▶ _YOUR INSTRUCTIONS_:
Gather all lines in the records below that include the word "megfelelően".

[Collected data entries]
★ ★ ★
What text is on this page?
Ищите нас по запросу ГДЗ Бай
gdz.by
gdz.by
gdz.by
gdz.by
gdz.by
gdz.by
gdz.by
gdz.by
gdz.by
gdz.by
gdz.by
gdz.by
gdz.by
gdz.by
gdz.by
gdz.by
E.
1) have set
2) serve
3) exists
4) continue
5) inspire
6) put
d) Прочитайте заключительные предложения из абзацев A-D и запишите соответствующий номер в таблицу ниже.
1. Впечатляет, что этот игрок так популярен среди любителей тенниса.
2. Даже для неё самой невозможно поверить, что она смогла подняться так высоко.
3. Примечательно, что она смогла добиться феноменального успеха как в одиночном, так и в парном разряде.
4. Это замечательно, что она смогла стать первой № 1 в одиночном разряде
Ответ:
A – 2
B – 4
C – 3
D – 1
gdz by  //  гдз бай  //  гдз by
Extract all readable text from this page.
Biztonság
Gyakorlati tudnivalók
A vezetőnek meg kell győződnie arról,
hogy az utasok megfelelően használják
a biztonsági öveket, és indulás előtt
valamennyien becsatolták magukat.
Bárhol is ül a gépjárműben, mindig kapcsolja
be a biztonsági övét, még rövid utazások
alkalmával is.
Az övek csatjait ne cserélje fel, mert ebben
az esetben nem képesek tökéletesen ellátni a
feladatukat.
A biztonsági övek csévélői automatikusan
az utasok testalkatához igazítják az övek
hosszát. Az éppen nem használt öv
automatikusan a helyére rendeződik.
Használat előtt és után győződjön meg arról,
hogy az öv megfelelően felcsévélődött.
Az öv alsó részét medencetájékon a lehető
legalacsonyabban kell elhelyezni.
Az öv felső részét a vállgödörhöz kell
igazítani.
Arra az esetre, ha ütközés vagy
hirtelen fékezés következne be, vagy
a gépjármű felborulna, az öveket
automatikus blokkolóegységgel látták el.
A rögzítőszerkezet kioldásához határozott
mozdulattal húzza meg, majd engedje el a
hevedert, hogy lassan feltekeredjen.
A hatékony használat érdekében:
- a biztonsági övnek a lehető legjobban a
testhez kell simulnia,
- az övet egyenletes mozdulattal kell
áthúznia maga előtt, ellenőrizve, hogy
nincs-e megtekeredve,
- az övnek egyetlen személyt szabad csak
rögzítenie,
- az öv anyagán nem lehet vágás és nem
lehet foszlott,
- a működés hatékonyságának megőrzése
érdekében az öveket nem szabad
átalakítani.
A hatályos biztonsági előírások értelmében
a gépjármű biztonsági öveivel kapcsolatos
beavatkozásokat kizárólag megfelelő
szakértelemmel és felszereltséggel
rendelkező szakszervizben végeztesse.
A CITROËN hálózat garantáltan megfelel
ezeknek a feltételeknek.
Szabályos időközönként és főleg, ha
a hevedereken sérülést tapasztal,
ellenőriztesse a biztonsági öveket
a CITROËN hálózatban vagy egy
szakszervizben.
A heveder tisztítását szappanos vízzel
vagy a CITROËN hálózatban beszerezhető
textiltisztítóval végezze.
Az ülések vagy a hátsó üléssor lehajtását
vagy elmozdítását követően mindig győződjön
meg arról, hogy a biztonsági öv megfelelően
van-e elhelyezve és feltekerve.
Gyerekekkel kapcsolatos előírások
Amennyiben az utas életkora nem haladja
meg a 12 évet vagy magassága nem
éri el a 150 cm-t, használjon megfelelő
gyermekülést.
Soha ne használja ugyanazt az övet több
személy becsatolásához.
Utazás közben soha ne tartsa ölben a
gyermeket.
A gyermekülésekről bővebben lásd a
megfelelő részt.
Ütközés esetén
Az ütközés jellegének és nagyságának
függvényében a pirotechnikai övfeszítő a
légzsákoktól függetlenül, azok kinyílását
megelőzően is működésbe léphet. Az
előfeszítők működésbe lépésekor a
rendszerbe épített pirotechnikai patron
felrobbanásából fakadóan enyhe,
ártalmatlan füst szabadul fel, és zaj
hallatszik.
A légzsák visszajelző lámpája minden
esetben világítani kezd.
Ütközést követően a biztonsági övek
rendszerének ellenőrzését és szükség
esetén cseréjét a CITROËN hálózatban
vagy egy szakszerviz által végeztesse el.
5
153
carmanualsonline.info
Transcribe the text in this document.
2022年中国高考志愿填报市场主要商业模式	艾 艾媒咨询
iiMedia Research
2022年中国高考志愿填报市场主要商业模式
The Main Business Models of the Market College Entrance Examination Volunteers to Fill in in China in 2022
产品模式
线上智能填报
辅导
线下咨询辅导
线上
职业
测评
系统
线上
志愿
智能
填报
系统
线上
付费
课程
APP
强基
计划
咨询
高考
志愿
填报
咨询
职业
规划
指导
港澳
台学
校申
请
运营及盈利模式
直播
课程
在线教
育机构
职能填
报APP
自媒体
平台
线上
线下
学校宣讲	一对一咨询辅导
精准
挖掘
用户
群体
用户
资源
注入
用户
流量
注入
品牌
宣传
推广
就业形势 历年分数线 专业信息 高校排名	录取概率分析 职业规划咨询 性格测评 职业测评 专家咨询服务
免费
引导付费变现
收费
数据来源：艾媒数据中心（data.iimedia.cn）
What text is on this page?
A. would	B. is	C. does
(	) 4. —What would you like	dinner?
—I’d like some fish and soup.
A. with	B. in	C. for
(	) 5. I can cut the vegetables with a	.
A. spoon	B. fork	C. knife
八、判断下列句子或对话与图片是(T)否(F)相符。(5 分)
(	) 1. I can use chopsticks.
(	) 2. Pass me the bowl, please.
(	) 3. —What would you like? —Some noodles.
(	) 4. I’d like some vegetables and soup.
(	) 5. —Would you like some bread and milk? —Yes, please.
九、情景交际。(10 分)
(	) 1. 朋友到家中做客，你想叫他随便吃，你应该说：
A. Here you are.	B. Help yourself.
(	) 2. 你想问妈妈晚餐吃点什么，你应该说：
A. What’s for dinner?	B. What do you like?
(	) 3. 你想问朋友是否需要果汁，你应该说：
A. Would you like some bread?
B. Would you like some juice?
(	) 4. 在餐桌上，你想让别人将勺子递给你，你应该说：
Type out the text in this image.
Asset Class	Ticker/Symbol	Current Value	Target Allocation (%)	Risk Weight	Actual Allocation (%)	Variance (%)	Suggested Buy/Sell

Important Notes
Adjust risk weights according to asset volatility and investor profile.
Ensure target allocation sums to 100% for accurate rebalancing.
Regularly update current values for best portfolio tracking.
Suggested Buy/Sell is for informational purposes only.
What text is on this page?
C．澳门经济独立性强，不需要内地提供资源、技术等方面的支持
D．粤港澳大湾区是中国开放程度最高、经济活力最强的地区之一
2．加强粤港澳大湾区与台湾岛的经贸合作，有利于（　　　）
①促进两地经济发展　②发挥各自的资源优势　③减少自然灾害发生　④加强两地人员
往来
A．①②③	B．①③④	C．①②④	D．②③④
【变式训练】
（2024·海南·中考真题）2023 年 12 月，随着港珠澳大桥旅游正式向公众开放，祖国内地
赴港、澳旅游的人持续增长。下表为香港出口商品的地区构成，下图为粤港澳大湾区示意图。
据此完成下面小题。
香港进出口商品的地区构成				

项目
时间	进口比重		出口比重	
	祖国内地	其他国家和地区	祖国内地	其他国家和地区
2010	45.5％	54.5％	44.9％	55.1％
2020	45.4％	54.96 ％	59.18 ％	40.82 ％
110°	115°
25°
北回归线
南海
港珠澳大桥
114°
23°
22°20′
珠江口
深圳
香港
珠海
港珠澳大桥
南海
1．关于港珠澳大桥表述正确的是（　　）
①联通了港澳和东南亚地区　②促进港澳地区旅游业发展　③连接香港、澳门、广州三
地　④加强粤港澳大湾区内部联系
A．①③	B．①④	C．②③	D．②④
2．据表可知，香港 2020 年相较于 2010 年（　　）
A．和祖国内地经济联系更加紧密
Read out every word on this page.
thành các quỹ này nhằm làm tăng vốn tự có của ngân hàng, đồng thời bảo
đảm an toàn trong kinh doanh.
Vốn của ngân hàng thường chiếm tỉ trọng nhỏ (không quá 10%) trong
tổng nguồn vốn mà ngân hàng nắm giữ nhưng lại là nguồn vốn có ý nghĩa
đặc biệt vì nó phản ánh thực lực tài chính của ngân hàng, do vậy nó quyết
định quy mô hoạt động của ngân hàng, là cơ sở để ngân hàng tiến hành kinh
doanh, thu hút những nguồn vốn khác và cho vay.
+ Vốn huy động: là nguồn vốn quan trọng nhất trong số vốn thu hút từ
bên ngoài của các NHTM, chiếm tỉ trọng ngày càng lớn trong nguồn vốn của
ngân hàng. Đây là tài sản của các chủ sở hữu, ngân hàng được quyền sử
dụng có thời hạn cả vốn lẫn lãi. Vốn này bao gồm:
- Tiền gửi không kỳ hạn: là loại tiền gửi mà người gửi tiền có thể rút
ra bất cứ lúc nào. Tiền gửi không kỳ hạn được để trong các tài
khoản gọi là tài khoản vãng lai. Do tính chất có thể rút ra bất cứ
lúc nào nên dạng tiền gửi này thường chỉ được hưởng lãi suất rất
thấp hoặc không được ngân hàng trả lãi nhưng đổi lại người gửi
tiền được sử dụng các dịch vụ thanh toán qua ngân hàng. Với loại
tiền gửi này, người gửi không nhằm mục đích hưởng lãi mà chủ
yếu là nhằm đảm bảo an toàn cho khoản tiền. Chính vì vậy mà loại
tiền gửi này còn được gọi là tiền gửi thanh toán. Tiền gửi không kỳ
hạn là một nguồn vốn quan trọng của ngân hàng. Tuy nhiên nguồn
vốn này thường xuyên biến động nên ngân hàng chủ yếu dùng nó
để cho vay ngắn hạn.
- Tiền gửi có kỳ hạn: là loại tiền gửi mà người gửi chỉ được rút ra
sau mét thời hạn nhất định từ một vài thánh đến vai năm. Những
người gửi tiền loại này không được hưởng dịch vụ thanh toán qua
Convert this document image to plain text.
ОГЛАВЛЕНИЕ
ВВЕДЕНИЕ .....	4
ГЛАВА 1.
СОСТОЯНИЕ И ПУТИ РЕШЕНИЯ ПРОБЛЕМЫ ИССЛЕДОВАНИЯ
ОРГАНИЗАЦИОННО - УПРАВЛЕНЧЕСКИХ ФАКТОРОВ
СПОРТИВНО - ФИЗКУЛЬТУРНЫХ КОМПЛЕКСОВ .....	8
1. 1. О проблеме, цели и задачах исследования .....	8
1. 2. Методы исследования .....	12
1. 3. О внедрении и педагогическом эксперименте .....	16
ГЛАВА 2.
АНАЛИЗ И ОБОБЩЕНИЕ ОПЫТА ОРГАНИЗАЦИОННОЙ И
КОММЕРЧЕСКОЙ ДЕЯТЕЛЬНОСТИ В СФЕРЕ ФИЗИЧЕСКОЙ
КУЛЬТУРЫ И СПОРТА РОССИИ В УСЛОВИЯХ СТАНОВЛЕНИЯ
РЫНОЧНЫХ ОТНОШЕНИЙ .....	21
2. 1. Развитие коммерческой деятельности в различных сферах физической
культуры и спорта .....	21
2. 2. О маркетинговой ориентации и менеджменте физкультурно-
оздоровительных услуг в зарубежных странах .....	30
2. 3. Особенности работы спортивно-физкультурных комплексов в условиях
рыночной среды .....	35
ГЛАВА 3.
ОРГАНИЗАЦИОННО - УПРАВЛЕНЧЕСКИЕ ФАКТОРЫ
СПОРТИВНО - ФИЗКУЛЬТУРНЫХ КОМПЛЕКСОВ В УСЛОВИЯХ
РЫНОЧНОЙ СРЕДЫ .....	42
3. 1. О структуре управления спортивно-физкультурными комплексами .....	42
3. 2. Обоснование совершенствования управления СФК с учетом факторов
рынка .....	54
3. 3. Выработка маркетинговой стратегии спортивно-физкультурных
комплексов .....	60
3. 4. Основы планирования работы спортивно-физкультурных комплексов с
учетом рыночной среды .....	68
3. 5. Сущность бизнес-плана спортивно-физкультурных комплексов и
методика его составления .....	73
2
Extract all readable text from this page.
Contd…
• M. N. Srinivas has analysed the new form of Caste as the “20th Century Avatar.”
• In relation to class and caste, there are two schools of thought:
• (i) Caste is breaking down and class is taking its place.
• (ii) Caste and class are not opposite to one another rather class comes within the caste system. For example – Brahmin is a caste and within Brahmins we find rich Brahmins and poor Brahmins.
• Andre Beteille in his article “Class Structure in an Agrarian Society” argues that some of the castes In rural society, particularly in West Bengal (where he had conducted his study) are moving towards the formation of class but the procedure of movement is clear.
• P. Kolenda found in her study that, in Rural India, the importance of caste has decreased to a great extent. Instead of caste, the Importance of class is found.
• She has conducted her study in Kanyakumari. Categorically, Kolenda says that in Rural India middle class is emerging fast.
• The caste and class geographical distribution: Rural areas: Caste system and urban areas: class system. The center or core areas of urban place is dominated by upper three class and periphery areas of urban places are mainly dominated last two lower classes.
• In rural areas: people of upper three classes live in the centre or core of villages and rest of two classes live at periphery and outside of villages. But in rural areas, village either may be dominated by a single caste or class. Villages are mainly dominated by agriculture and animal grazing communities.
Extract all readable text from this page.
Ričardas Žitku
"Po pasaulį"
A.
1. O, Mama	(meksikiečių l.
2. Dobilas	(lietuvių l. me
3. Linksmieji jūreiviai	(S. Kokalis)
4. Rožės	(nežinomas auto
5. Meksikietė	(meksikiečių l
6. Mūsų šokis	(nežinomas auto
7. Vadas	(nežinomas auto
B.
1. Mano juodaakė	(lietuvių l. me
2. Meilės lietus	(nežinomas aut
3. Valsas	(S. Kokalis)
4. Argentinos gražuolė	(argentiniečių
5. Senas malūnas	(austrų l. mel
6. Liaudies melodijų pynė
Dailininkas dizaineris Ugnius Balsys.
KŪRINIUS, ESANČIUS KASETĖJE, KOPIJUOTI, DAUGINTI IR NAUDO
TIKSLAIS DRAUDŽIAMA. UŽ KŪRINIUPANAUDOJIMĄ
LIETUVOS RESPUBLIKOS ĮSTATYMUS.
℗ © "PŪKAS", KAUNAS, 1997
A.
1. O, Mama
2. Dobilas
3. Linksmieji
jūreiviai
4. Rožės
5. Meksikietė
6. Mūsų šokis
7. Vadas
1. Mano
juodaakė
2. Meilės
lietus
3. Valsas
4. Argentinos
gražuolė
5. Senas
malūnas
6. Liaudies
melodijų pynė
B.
★ ★ ★
▶ _THE RESULT_:
hogy az utasok megfelelően használják
hogy az öv megfelelően felcsévélődött.
meg arról, hogy a biztonsági öv megfelelően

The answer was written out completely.